• _What you will do_
Could you write out every entry exactly as it stands?

[Records excerpted from a collection]
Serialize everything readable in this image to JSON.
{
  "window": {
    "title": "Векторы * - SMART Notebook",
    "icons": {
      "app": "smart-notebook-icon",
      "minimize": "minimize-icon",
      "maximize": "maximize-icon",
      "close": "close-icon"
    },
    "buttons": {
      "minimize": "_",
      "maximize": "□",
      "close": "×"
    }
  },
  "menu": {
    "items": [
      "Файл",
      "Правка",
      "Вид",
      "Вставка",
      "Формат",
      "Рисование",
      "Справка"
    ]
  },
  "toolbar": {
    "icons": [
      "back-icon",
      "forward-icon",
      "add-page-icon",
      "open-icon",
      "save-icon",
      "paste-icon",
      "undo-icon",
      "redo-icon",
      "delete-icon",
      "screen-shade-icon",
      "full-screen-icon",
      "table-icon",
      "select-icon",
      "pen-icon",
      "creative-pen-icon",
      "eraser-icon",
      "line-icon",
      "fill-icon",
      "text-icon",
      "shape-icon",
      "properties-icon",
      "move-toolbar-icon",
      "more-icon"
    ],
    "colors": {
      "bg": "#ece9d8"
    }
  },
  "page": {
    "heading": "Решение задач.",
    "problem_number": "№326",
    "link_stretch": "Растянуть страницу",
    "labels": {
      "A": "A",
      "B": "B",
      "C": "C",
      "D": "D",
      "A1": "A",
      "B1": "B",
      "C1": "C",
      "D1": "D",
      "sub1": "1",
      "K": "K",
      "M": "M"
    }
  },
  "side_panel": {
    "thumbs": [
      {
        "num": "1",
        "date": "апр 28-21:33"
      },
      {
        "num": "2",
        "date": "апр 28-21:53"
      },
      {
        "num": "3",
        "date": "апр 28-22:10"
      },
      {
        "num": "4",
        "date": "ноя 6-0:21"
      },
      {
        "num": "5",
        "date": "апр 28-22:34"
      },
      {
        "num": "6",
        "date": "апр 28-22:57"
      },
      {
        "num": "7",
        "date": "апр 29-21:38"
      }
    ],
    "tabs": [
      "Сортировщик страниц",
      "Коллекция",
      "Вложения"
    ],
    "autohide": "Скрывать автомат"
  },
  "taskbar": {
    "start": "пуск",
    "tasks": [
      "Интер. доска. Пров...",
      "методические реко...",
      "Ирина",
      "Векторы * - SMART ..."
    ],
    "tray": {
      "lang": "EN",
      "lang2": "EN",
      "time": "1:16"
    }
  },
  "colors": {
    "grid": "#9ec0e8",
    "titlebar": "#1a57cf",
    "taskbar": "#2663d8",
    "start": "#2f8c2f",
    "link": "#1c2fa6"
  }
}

• _Task answer_
Serialize everything readable in this image to JSON.
{
  "window": {
    "title": "Векторы * - SMART Notebook",
    "icons": {
      "app": "smart-notebook-icon",
      "minimize": "minimize-icon",
      "maximize": "maximize-icon",
      "close": "close-icon"
    },
    "buttons": {
      "minimize": "_",
      "maximize": "□",
      "close": "×"
    }
  },
  "menu": {
    "items": [
      "Файл",
      "Правка",
      "Вид",
      "Вставка",
      "Формат",
      "Рисование",
      "Справка"
    ]
  },
  "toolbar": {
    "icons": [
      "back-icon",
      "forward-icon",
      "add-page-icon",
      "open-icon",
      "save-icon",
      "paste-icon",
      "undo-icon",
      "redo-icon",
      "delete-icon",
      "screen-shade-icon",
      "full-screen-icon",
      "table-icon",
      "select-icon",
      "pen-icon",
      "creative-pen-icon",
      "eraser-icon",
      "line-icon",
      "fill-icon",
      "text-icon",
      "shape-icon",
      "properties-icon",
      "move-toolbar-icon",
      "more-icon"
    ],
    "colors": {
      "bg": "#ece9d8"
    }
  },
  "page": {
    "heading": "Решение задач.",
    "problem_number": "№326",
    "link_stretch": "Растянуть страницу",
    "labels": {
      "A": "A",
      "B": "B",
      "C": "C",
      "D": "D",
      "A1": "A",
      "B1": "B",
      "C1": "C",
      "D1": "D",
      "sub1": "1",
      "K": "K",
      "M": "M"
    }
  },
  "side_panel": {
    "thumbs": [
      {
        "num": "1",
        "date": "апр 28-21:33"
      },
      {
        "num": "2",
        "date": "апр 28-21:53"
      },
      {
        "num": "3",
        "date": "апр 28-22:10"
      },
      {
        "num": "4",
        "date": "ноя 6-0:21"
      },
      {
        "num": "5",
        "date": "апр 28-22:34"
      },
      {
        "num": "6",
        "date": "апр 28-22:57"
      },
      {
        "num": "7",
        "date": "апр 29-21:38"
      }
    ],
    "tabs": [
      "Сортировщик страниц",
      "Коллекция",
      "Вложения"
    ],
    "autohide": "Скрывать автомат"
  },
  "taskbar": {
    "start": "пуск",
    "tasks": [
      "Интер. доска. Пров...",
      "методические реко...",
      "Ирина",
      "Векторы * - SMART ..."
    ],
    "tray": {
      "lang": "EN",
      "lang2": "EN",
      "time": "1:16"
    }
  },
  "colors": {
    "grid": "#9ec0e8",
    "titlebar": "#1a57cf",
    "taskbar": "#2663d8",
    "start": "#2f8c2f",
    "link": "#1c2fa6"
  }
}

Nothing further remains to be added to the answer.